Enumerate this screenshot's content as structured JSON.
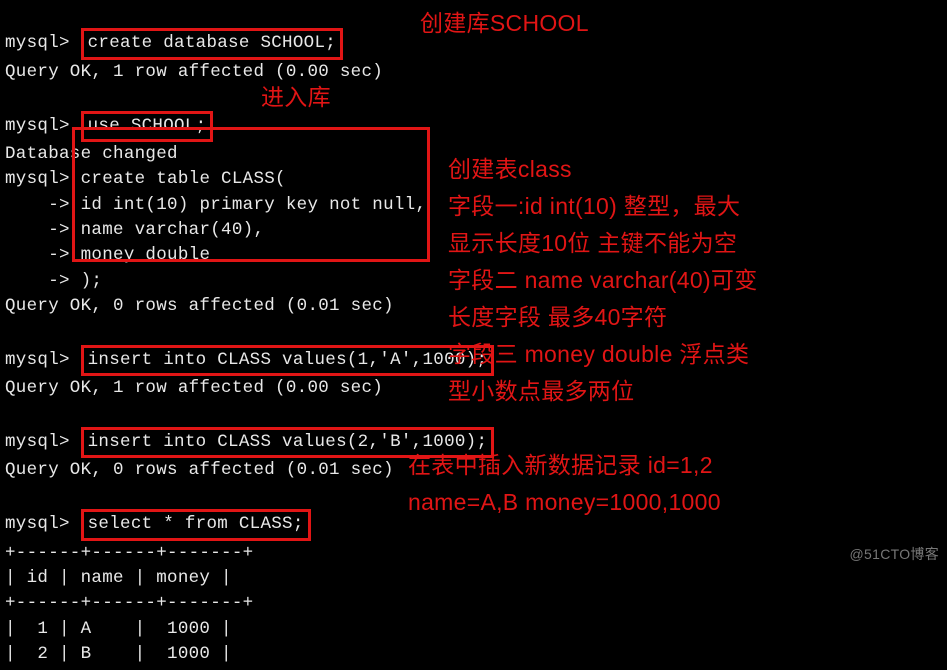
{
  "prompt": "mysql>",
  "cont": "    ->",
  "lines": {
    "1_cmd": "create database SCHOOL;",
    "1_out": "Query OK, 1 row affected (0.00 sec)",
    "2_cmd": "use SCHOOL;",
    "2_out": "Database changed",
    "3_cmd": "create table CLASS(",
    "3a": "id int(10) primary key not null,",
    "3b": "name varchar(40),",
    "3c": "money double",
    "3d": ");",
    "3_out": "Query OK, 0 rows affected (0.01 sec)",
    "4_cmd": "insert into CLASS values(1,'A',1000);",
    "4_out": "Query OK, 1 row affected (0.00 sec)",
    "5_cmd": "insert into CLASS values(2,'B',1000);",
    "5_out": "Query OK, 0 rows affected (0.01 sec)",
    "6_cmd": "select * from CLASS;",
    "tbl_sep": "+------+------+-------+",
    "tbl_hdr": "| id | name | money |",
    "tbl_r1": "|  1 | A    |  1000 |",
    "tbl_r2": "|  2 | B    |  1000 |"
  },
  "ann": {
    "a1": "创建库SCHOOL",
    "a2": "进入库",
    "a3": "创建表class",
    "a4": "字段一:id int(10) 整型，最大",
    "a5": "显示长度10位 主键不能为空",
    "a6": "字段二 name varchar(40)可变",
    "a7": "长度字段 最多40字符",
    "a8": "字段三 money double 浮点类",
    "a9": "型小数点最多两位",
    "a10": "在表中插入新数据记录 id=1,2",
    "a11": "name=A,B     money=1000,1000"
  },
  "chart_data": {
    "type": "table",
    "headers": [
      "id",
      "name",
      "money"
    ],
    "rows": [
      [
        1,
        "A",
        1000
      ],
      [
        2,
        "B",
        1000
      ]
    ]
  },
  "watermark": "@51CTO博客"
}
────────
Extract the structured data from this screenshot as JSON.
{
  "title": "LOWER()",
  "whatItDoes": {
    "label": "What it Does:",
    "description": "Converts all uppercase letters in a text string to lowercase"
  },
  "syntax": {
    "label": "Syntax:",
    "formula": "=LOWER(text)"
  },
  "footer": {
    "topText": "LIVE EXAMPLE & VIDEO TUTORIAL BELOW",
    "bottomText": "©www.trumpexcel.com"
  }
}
────────
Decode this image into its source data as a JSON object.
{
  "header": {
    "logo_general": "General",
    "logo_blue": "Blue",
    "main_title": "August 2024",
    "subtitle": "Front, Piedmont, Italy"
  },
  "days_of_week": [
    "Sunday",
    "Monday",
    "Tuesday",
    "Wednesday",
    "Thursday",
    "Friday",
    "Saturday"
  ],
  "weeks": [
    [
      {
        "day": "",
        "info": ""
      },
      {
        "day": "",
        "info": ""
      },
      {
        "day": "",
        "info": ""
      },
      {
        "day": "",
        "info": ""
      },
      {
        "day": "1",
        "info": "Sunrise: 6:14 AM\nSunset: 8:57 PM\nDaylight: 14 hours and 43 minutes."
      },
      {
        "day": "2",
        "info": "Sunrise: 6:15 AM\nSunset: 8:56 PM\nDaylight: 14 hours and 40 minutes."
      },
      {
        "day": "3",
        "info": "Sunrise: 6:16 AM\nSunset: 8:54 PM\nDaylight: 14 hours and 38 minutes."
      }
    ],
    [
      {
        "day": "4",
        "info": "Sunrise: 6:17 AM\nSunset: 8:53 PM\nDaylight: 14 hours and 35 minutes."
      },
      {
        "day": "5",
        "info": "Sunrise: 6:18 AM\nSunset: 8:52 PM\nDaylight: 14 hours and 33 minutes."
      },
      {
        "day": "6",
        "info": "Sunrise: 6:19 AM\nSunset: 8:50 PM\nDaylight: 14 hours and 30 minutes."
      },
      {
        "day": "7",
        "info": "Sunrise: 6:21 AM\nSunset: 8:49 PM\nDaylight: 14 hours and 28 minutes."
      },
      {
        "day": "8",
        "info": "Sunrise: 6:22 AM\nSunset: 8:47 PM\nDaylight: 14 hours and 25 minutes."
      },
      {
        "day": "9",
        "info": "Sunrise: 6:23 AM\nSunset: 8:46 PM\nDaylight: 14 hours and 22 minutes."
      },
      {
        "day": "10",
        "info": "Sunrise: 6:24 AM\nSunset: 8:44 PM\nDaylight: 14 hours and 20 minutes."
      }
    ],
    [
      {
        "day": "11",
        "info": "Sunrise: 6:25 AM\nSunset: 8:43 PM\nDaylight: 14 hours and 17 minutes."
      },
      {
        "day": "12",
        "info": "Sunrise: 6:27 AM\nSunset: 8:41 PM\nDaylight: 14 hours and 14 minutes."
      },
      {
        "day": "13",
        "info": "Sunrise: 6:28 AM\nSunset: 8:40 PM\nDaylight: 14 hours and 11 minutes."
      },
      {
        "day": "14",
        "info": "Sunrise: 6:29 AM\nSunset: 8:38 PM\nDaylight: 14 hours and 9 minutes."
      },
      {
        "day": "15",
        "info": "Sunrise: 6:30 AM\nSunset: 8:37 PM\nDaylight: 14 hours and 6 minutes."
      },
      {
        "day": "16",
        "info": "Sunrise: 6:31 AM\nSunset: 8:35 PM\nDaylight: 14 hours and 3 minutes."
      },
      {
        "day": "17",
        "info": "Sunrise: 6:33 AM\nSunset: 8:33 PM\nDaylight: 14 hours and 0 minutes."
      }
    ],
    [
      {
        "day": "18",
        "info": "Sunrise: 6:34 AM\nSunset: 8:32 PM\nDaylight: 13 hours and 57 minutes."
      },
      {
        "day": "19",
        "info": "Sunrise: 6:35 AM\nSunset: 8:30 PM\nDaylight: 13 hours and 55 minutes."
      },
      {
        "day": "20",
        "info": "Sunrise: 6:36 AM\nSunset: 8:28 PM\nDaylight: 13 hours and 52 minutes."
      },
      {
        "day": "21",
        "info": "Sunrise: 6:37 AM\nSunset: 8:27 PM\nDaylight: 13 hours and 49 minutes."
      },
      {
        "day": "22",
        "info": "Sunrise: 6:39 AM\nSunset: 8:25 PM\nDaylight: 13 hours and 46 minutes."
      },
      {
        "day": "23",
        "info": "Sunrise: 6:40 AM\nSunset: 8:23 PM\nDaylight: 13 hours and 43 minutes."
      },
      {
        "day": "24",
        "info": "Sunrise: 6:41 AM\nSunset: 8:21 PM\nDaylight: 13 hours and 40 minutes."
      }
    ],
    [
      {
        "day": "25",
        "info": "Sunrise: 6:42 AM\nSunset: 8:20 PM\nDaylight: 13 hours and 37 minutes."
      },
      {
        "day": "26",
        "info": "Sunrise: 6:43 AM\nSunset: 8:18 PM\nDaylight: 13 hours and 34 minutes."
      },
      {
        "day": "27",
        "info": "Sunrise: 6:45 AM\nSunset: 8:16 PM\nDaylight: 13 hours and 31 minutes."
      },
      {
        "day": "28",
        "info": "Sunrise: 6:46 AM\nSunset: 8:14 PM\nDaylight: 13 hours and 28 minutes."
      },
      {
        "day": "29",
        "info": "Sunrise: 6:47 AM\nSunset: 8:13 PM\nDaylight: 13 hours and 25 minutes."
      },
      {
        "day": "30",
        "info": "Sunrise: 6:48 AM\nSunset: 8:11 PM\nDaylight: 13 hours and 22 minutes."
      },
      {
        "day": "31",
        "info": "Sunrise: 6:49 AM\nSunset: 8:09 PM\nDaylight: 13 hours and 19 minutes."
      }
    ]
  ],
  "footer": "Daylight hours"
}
────────
## Task brief
For each line of the entries that includes "money", show that line.

## Finished exercise
    "3c": "money double",
    "tbl_hdr": "| id | name | money |",
    "a8": "字段三 money double 浮点类",
    "a11": "name=A,B     money=1000,1000"
      "money"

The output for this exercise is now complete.